Input records –
☆ ☆ ☆

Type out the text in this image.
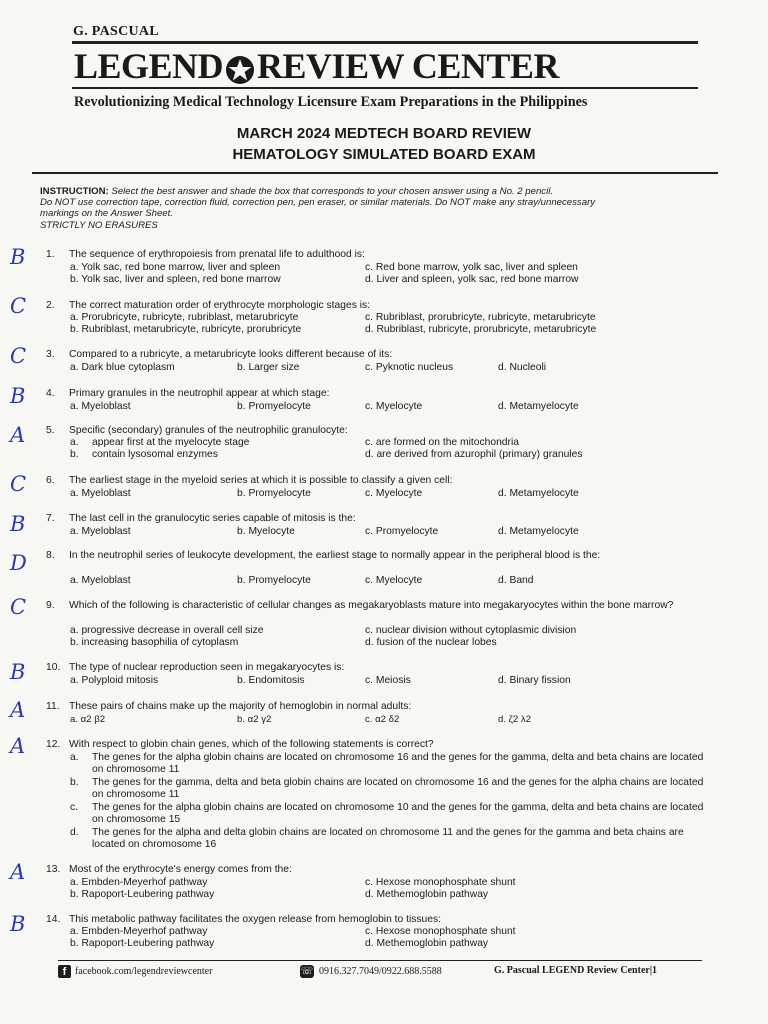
G. PASCUAL
LEGEND REVIEW CENTER
Revolutionizing Medical Technology Licensure Exam Preparations in the Philippines
MARCH 2024 MEDTECH BOARD REVIEW
HEMATOLOGY SIMULATED BOARD EXAM
INSTRUCTION: Select the best answer and shade the box that corresponds to your chosen answer using a No. 2 pencil.
Do NOT use correction tape, correction fluid, correction pen, pen eraser, or similar materials. Do NOT make any stray/unnecessary
markings on the Answer Sheet.
STRICTLY NO ERASURES
B	1. The sequence of erythropoiesis from prenatal life to adulthood is:
a. Yolk sac, red bone marrow, liver and spleen
b. Yolk sac, liver and spleen, red bone marrow
c. Red bone marrow, yolk sac, liver and spleen
d. Liver and spleen, yolk sac, red bone marrow
C	2. The correct maturation order of erythrocyte morphologic stages is:
a. Prorubricyte, rubricyte, rubriblast, metarubricyte
b. Rubriblast, metarubricyte, rubricyte, prorubricyte
c. Rubriblast, prorubricyte, rubricyte, metarubricyte
d. Rubriblast, rubricyte, prorubricyte, metarubricyte
C	3. Compared to a rubricyte, a metarubricyte looks different because of its:
a. Dark blue cytoplasm	b. Larger size	c. Pyknotic nucleus	d. Nucleoli
B	4. Primary granules in the neutrophil appear at which stage:
a. Myeloblast	b. Promyelocyte	c. Myelocyte	d. Metamyelocyte
A	5. Specific (secondary) granules of the neutrophilic granulocyte:
a. appear first at the myelocyte stage
b. contain lysosomal enzymes
c. are formed on the mitochondria
d. are derived from azurophil (primary) granules
C	6. The earliest stage in the myeloid series at which it is possible to classify a given cell:
a. Myeloblast	b. Promyelocyte	c. Myelocyte	d. Metamyelocyte
B	7. The last cell in the granulocytic series capable of mitosis is the:
a. Myeloblast	b. Myelocyte	c. Promyelocyte	d. Metamyelocyte
D	8. In the neutrophil series of leukocyte development, the earliest stage to normally appear in the peripheral blood is the:
a. Myeloblast	b. Promyelocyte	c. Myelocyte	d. Band
C	9. Which of the following is characteristic of cellular changes as megakaryoblasts mature into megakaryocytes within the bone marrow?
a. progressive decrease in overall cell size
b. increasing basophilia of cytoplasm
c. nuclear division without cytoplasmic division
d. fusion of the nuclear lobes
B	10. The type of nuclear reproduction seen in megakaryocytes is:
a. Polyploid mitosis	b. Endomitosis	c. Meiosis	d. Binary fission
A	11. These pairs of chains make up the majority of hemoglobin in normal adults:
a. α2 β2	b. α2 γ2	c. α2 δ2	d. ζ2 λ2
A	12. With respect to globin chain genes, which of the following statements is correct?
a. The genes for the alpha globin chains are located on chromosome 16 and the genes for the gamma, delta and beta chains are located on chromosome 11
b. The genes for the gamma, delta and beta globin chains are located on chromosome 16 and the genes for the alpha chains are located on chromosome 11
c. The genes for the alpha globin chains are located on chromosome 10 and the genes for the gamma, delta and beta chains are located on chromosome 15
d. The genes for the alpha and delta globin chains are located on chromosome 11 and the genes for the gamma and beta chains are located on chromosome 16
A	13. Most of the erythrocyte's energy comes from the:
a. Embden-Meyerhof pathway
b. Rapoport-Leubering pathway
c. Hexose monophosphate shunt
d. Methemoglobin pathway
B	14. This metabolic pathway facilitates the oxygen release from hemoglobin to tissues:
a. Embden-Meyerhof pathway
b. Rapoport-Leubering pathway
c. Hexose monophosphate shunt
d. Methemoglobin pathway
f facebook.com/legendreviewcenter	☏ 0916.327.7049/0922.688.5588	G. Pascual LEGEND Review Center|1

☆ ☆ ☆

Without the pictures, repeat the listing exactly as it reads.

Expected output –
Type out the text in this image.
G. PASCUAL
LEGEND REVIEW CENTER
Revolutionizing Medical Technology Licensure Exam Preparations in the Philippines
MARCH 2024 MEDTECH BOARD REVIEW
HEMATOLOGY SIMULATED BOARD EXAM
INSTRUCTION: Select the best answer and shade the box that corresponds to your chosen answer using a No. 2 pencil.
Do NOT use correction tape, correction fluid, correction pen, pen eraser, or similar materials. Do NOT make any stray/unnecessary
markings on the Answer Sheet.
STRICTLY NO ERASURES
B	1. The sequence of erythropoiesis from prenatal life to adulthood is:
a. Yolk sac, red bone marrow, liver and spleen
b. Yolk sac, liver and spleen, red bone marrow
c. Red bone marrow, yolk sac, liver and spleen
d. Liver and spleen, yolk sac, red bone marrow
C	2. The correct maturation order of erythrocyte morphologic stages is:
a. Prorubricyte, rubricyte, rubriblast, metarubricyte
b. Rubriblast, metarubricyte, rubricyte, prorubricyte
c. Rubriblast, prorubricyte, rubricyte, metarubricyte
d. Rubriblast, rubricyte, prorubricyte, metarubricyte
C	3. Compared to a rubricyte, a metarubricyte looks different because of its:
a. Dark blue cytoplasm	b. Larger size	c. Pyknotic nucleus	d. Nucleoli
B	4. Primary granules in the neutrophil appear at which stage:
a. Myeloblast	b. Promyelocyte	c. Myelocyte	d. Metamyelocyte
A	5. Specific (secondary) granules of the neutrophilic granulocyte:
a. appear first at the myelocyte stage
b. contain lysosomal enzymes
c. are formed on the mitochondria
d. are derived from azurophil (primary) granules
C	6. The earliest stage in the myeloid series at which it is possible to classify a given cell:
a. Myeloblast	b. Promyelocyte	c. Myelocyte	d. Metamyelocyte
B	7. The last cell in the granulocytic series capable of mitosis is the:
a. Myeloblast	b. Myelocyte	c. Promyelocyte	d. Metamyelocyte
D	8. In the neutrophil series of leukocyte development, the earliest stage to normally appear in the peripheral blood is the:
a. Myeloblast	b. Promyelocyte	c. Myelocyte	d. Band
C	9. Which of the following is characteristic of cellular changes as megakaryoblasts mature into megakaryocytes within the bone marrow?
a. progressive decrease in overall cell size
b. increasing basophilia of cytoplasm
c. nuclear division without cytoplasmic division
d. fusion of the nuclear lobes
B	10. The type of nuclear reproduction seen in megakaryocytes is:
a. Polyploid mitosis	b. Endomitosis	c. Meiosis	d. Binary fission
A	11. These pairs of chains make up the majority of hemoglobin in normal adults:
a. α2 β2	b. α2 γ2	c. α2 δ2	d. ζ2 λ2
A	12. With respect to globin chain genes, which of the following statements is correct?
a. The genes for the alpha globin chains are located on chromosome 16 and the genes for the gamma, delta and beta chains are located on chromosome 11
b. The genes for the gamma, delta and beta globin chains are located on chromosome 16 and the genes for the alpha chains are located on chromosome 11
c. The genes for the alpha globin chains are located on chromosome 10 and the genes for the gamma, delta and beta chains are located on chromosome 15
d. The genes for the alpha and delta globin chains are located on chromosome 11 and the genes for the gamma and beta chains are located on chromosome 16
A	13. Most of the erythrocyte's energy comes from the:
a. Embden-Meyerhof pathway
b. Rapoport-Leubering pathway
c. Hexose monophosphate shunt
d. Methemoglobin pathway
B	14. This metabolic pathway facilitates the oxygen release from hemoglobin to tissues:
a. Embden-Meyerhof pathway
b. Rapoport-Leubering pathway
c. Hexose monophosphate shunt
d. Methemoglobin pathway
f facebook.com/legendreviewcenter	☏ 0916.327.7049/0922.688.5588	G. Pascual LEGEND Review Center|1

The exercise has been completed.